## Problem requirements
Repeat every record below exactly, but leave out any pictures.

## Information supplied
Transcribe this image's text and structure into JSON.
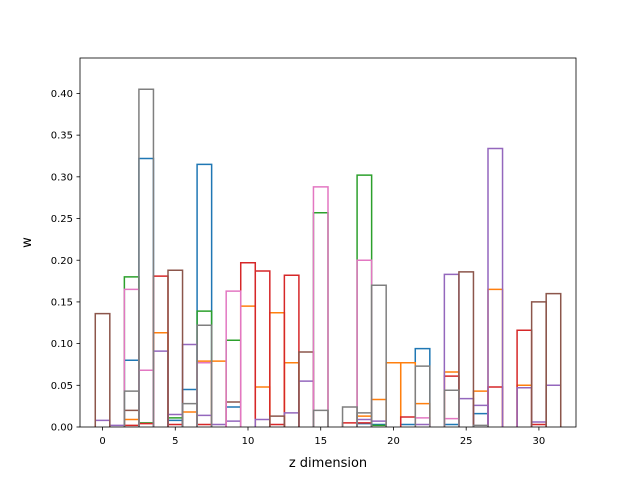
{
  "chart_data": {
    "type": "step",
    "title": "",
    "xlabel": "z dimension",
    "ylabel": "w",
    "xlim": [
      -1.55,
      32.55
    ],
    "ylim": [
      0,
      0.4425
    ],
    "xticks": [
      0,
      5,
      10,
      15,
      20,
      25,
      30
    ],
    "xtick_labels": [
      "0",
      "5",
      "10",
      "15",
      "20",
      "25",
      "30"
    ],
    "yticks": [
      0.0,
      0.05,
      0.1,
      0.15,
      0.2,
      0.25,
      0.3,
      0.35,
      0.4
    ],
    "ytick_labels": [
      "0.00",
      "0.05",
      "0.10",
      "0.15",
      "0.20",
      "0.25",
      "0.30",
      "0.35",
      "0.40"
    ],
    "grid": false,
    "legend": null,
    "series": [
      {
        "color": "#1f77b4",
        "points": [
          [
            2,
            0.08
          ],
          [
            3,
            0.322
          ],
          [
            5,
            0.008
          ],
          [
            6,
            0.045
          ],
          [
            7,
            0.315
          ],
          [
            9,
            0.024
          ],
          [
            18,
            0.004
          ],
          [
            19,
            0.003
          ],
          [
            21,
            0.003
          ],
          [
            22,
            0.094
          ],
          [
            24,
            0.003
          ],
          [
            26,
            0.016
          ]
        ]
      },
      {
        "color": "#ff7f0e",
        "points": [
          [
            2,
            0.009
          ],
          [
            4,
            0.113
          ],
          [
            6,
            0.018
          ],
          [
            7,
            0.079
          ],
          [
            8,
            0.079
          ],
          [
            10,
            0.145
          ],
          [
            11,
            0.048
          ],
          [
            12,
            0.137
          ],
          [
            13,
            0.077
          ],
          [
            18,
            0.013
          ],
          [
            19,
            0.033
          ],
          [
            20,
            0.077
          ],
          [
            21,
            0.077
          ],
          [
            22,
            0.028
          ],
          [
            24,
            0.066
          ],
          [
            26,
            0.043
          ],
          [
            27,
            0.165
          ],
          [
            29,
            0.05
          ]
        ]
      },
      {
        "color": "#2ca02c",
        "points": [
          [
            2,
            0.18
          ],
          [
            3,
            0.005
          ],
          [
            5,
            0.011
          ],
          [
            7,
            0.139
          ],
          [
            9,
            0.104
          ],
          [
            15,
            0.257
          ],
          [
            18,
            0.302
          ],
          [
            19,
            0.002
          ]
        ]
      },
      {
        "color": "#d62728",
        "points": [
          [
            2,
            0.002
          ],
          [
            3,
            0.004
          ],
          [
            4,
            0.181
          ],
          [
            5,
            0.003
          ],
          [
            7,
            0.003
          ],
          [
            10,
            0.197
          ],
          [
            11,
            0.187
          ],
          [
            12,
            0.003
          ],
          [
            13,
            0.182
          ],
          [
            17,
            0.005
          ],
          [
            18,
            0.005
          ],
          [
            21,
            0.012
          ],
          [
            24,
            0.061
          ],
          [
            27,
            0.048
          ],
          [
            29,
            0.116
          ],
          [
            30,
            0.003
          ]
        ]
      },
      {
        "color": "#9467bd",
        "points": [
          [
            0,
            0.008
          ],
          [
            1,
            0.002
          ],
          [
            4,
            0.091
          ],
          [
            5,
            0.015
          ],
          [
            6,
            0.099
          ],
          [
            7,
            0.014
          ],
          [
            8,
            0.003
          ],
          [
            9,
            0.007
          ],
          [
            11,
            0.009
          ],
          [
            13,
            0.017
          ],
          [
            14,
            0.055
          ],
          [
            18,
            0.009
          ],
          [
            19,
            0.007
          ],
          [
            22,
            0.003
          ],
          [
            24,
            0.183
          ],
          [
            25,
            0.034
          ],
          [
            26,
            0.026
          ],
          [
            27,
            0.334
          ],
          [
            29,
            0.047
          ],
          [
            30,
            0.006
          ],
          [
            31,
            0.05
          ]
        ]
      },
      {
        "color": "#8c564b",
        "points": [
          [
            0,
            0.136
          ],
          [
            2,
            0.02
          ],
          [
            5,
            0.188
          ],
          [
            9,
            0.03
          ],
          [
            12,
            0.013
          ],
          [
            14,
            0.09
          ],
          [
            25,
            0.186
          ],
          [
            30,
            0.15
          ],
          [
            31,
            0.16
          ]
        ]
      },
      {
        "color": "#e377c2",
        "points": [
          [
            2,
            0.165
          ],
          [
            3,
            0.068
          ],
          [
            7,
            0.077
          ],
          [
            9,
            0.163
          ],
          [
            15,
            0.288
          ],
          [
            18,
            0.2
          ],
          [
            22,
            0.011
          ],
          [
            24,
            0.01
          ]
        ]
      },
      {
        "color": "#7f7f7f",
        "points": [
          [
            2,
            0.043
          ],
          [
            3,
            0.405
          ],
          [
            6,
            0.028
          ],
          [
            7,
            0.122
          ],
          [
            15,
            0.02
          ],
          [
            17,
            0.024
          ],
          [
            18,
            0.017
          ],
          [
            19,
            0.17
          ],
          [
            22,
            0.073
          ],
          [
            24,
            0.044
          ],
          [
            26,
            0.002
          ]
        ]
      }
    ]
  }
}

## Task output
Transcribe this image's text and structure into JSON.
{
  "chart_data": {
    "type": "step",
    "title": "",
    "xlabel": "z dimension",
    "ylabel": "w",
    "xlim": [
      -1.55,
      32.55
    ],
    "ylim": [
      0,
      0.4425
    ],
    "xticks": [
      0,
      5,
      10,
      15,
      20,
      25,
      30
    ],
    "xtick_labels": [
      "0",
      "5",
      "10",
      "15",
      "20",
      "25",
      "30"
    ],
    "yticks": [
      0.0,
      0.05,
      0.1,
      0.15,
      0.2,
      0.25,
      0.3,
      0.35,
      0.4
    ],
    "ytick_labels": [
      "0.00",
      "0.05",
      "0.10",
      "0.15",
      "0.20",
      "0.25",
      "0.30",
      "0.35",
      "0.40"
    ],
    "grid": false,
    "legend": null,
    "series": [
      {
        "color": "#1f77b4",
        "points": [
          [
            2,
            0.08
          ],
          [
            3,
            0.322
          ],
          [
            5,
            0.008
          ],
          [
            6,
            0.045
          ],
          [
            7,
            0.315
          ],
          [
            9,
            0.024
          ],
          [
            18,
            0.004
          ],
          [
            19,
            0.003
          ],
          [
            21,
            0.003
          ],
          [
            22,
            0.094
          ],
          [
            24,
            0.003
          ],
          [
            26,
            0.016
          ]
        ]
      },
      {
        "color": "#ff7f0e",
        "points": [
          [
            2,
            0.009
          ],
          [
            4,
            0.113
          ],
          [
            6,
            0.018
          ],
          [
            7,
            0.079
          ],
          [
            8,
            0.079
          ],
          [
            10,
            0.145
          ],
          [
            11,
            0.048
          ],
          [
            12,
            0.137
          ],
          [
            13,
            0.077
          ],
          [
            18,
            0.013
          ],
          [
            19,
            0.033
          ],
          [
            20,
            0.077
          ],
          [
            21,
            0.077
          ],
          [
            22,
            0.028
          ],
          [
            24,
            0.066
          ],
          [
            26,
            0.043
          ],
          [
            27,
            0.165
          ],
          [
            29,
            0.05
          ]
        ]
      },
      {
        "color": "#2ca02c",
        "points": [
          [
            2,
            0.18
          ],
          [
            3,
            0.005
          ],
          [
            5,
            0.011
          ],
          [
            7,
            0.139
          ],
          [
            9,
            0.104
          ],
          [
            15,
            0.257
          ],
          [
            18,
            0.302
          ],
          [
            19,
            0.002
          ]
        ]
      },
      {
        "color": "#d62728",
        "points": [
          [
            2,
            0.002
          ],
          [
            3,
            0.004
          ],
          [
            4,
            0.181
          ],
          [
            5,
            0.003
          ],
          [
            7,
            0.003
          ],
          [
            10,
            0.197
          ],
          [
            11,
            0.187
          ],
          [
            12,
            0.003
          ],
          [
            13,
            0.182
          ],
          [
            17,
            0.005
          ],
          [
            18,
            0.005
          ],
          [
            21,
            0.012
          ],
          [
            24,
            0.061
          ],
          [
            27,
            0.048
          ],
          [
            29,
            0.116
          ],
          [
            30,
            0.003
          ]
        ]
      },
      {
        "color": "#9467bd",
        "points": [
          [
            0,
            0.008
          ],
          [
            1,
            0.002
          ],
          [
            4,
            0.091
          ],
          [
            5,
            0.015
          ],
          [
            6,
            0.099
          ],
          [
            7,
            0.014
          ],
          [
            8,
            0.003
          ],
          [
            9,
            0.007
          ],
          [
            11,
            0.009
          ],
          [
            13,
            0.017
          ],
          [
            14,
            0.055
          ],
          [
            18,
            0.009
          ],
          [
            19,
            0.007
          ],
          [
            22,
            0.003
          ],
          [
            24,
            0.183
          ],
          [
            25,
            0.034
          ],
          [
            26,
            0.026
          ],
          [
            27,
            0.334
          ],
          [
            29,
            0.047
          ],
          [
            30,
            0.006
          ],
          [
            31,
            0.05
          ]
        ]
      },
      {
        "color": "#8c564b",
        "points": [
          [
            0,
            0.136
          ],
          [
            2,
            0.02
          ],
          [
            5,
            0.188
          ],
          [
            9,
            0.03
          ],
          [
            12,
            0.013
          ],
          [
            14,
            0.09
          ],
          [
            25,
            0.186
          ],
          [
            30,
            0.15
          ],
          [
            31,
            0.16
          ]
        ]
      },
      {
        "color": "#e377c2",
        "points": [
          [
            2,
            0.165
          ],
          [
            3,
            0.068
          ],
          [
            7,
            0.077
          ],
          [
            9,
            0.163
          ],
          [
            15,
            0.288
          ],
          [
            18,
            0.2
          ],
          [
            22,
            0.011
          ],
          [
            24,
            0.01
          ]
        ]
      },
      {
        "color": "#7f7f7f",
        "points": [
          [
            2,
            0.043
          ],
          [
            3,
            0.405
          ],
          [
            6,
            0.028
          ],
          [
            7,
            0.122
          ],
          [
            15,
            0.02
          ],
          [
            17,
            0.024
          ],
          [
            18,
            0.017
          ],
          [
            19,
            0.17
          ],
          [
            22,
            0.073
          ],
          [
            24,
            0.044
          ],
          [
            26,
            0.002
          ]
        ]
      }
    ]
  }
}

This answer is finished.